(Required task)
Copy all lines of the listing that include the string "title".

[start]

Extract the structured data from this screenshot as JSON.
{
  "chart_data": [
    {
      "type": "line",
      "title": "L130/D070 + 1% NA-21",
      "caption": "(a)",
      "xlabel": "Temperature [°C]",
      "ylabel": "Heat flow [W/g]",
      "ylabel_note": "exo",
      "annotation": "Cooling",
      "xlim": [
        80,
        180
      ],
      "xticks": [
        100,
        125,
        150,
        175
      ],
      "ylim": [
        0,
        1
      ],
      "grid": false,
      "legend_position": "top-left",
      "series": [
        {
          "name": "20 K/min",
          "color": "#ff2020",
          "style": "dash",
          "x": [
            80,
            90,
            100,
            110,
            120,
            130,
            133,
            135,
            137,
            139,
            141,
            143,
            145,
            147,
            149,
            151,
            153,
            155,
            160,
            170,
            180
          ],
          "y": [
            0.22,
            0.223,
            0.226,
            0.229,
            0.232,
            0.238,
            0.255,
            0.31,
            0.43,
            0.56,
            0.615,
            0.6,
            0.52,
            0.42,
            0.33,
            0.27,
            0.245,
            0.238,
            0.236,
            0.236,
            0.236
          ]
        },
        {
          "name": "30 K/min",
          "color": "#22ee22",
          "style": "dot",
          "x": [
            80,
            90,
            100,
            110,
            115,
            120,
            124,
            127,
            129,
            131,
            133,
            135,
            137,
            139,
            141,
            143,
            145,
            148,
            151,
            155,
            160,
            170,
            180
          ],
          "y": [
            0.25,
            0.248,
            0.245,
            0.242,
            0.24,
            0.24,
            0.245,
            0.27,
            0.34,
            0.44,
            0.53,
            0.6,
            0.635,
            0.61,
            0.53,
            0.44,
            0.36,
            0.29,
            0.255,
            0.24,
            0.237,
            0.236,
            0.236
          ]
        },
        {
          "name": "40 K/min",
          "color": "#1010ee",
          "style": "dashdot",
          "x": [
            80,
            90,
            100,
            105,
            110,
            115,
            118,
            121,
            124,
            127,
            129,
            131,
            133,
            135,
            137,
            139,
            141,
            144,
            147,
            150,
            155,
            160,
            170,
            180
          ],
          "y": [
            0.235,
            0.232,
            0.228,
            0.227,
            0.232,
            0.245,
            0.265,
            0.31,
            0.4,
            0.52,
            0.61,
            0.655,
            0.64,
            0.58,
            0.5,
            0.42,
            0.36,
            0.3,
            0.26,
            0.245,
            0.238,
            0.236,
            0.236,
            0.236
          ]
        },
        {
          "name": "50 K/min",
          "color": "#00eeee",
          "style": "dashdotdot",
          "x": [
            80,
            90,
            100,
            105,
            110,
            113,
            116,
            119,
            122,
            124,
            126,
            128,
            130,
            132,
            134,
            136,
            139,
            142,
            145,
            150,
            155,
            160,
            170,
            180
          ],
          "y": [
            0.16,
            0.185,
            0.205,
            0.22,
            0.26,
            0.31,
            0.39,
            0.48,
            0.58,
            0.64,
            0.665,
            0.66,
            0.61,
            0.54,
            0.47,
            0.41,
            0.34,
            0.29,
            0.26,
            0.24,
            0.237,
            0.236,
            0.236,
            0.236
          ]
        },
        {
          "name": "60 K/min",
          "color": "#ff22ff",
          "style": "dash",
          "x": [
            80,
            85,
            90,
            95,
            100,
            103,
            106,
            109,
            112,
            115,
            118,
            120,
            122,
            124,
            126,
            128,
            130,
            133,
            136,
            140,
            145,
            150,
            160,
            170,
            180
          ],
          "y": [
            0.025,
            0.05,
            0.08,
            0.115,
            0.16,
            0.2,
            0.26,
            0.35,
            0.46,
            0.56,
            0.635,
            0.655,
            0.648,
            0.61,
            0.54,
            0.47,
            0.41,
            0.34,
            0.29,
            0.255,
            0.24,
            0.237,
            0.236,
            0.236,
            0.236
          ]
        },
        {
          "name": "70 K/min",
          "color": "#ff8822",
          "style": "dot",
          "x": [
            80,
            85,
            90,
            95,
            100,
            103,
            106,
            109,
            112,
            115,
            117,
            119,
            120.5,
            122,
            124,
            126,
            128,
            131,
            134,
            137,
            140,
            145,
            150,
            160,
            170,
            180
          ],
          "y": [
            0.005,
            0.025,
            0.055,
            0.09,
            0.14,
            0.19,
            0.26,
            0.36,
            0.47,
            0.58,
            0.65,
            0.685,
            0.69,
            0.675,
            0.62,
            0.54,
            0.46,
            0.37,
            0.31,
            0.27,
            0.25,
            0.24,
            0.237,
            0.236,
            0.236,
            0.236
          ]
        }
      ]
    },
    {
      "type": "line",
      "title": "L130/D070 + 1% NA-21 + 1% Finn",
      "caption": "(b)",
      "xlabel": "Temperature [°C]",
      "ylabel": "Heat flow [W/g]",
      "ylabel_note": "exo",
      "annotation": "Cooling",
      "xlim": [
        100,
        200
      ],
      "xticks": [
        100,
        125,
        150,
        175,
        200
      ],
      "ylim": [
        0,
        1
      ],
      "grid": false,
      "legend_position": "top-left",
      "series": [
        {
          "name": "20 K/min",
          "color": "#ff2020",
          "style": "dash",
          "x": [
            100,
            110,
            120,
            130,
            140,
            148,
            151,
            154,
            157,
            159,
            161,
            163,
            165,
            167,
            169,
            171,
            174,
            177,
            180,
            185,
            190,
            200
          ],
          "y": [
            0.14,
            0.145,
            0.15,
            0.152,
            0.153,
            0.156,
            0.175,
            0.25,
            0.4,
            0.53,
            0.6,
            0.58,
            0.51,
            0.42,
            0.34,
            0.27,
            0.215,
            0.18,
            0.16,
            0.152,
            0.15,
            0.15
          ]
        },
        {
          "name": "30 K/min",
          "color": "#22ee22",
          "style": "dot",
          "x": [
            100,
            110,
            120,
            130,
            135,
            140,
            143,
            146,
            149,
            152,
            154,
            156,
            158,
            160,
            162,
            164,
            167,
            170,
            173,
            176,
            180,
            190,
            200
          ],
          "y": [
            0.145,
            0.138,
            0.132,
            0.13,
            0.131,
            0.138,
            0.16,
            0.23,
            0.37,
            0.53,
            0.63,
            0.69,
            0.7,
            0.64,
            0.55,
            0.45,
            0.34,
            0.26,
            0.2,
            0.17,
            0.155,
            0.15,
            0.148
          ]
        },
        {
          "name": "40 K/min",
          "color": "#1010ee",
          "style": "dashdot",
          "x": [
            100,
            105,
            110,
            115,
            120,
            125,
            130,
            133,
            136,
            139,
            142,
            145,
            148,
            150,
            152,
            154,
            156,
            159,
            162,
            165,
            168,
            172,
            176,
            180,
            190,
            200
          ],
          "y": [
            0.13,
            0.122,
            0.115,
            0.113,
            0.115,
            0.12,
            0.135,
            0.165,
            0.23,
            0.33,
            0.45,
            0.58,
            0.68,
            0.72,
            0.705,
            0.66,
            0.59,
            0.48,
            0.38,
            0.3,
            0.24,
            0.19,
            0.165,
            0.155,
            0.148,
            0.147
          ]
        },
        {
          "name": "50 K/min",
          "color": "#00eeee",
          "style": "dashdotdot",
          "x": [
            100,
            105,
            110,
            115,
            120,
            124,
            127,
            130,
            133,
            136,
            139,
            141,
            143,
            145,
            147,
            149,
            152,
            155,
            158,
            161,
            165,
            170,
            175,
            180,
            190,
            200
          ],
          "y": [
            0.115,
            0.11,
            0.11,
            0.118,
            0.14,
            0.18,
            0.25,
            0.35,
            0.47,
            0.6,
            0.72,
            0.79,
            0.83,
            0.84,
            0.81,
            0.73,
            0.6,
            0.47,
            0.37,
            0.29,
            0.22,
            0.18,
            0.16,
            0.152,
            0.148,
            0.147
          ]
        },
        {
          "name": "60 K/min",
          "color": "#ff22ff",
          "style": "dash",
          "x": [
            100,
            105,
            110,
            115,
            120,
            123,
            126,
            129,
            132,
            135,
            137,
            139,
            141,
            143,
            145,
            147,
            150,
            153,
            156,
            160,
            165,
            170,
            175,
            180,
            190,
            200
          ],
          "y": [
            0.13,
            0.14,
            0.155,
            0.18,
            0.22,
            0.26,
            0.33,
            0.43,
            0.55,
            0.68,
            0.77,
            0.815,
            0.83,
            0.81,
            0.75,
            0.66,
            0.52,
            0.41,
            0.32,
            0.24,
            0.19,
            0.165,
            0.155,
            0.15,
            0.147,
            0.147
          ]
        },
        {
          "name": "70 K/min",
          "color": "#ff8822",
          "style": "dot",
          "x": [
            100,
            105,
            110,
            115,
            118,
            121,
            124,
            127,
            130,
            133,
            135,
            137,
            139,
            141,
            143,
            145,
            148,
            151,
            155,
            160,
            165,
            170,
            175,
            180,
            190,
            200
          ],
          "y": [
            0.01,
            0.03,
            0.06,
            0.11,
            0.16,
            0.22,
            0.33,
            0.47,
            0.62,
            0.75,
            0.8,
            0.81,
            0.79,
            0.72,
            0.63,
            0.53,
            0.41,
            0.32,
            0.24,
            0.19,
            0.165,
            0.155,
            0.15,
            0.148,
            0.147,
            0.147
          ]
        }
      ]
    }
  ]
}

[end]

(Response to this exercise)
      "title": "L130/D070 + 1% NA-21",
      "title": "L130/D070 + 1% NA-21 + 1% Finn",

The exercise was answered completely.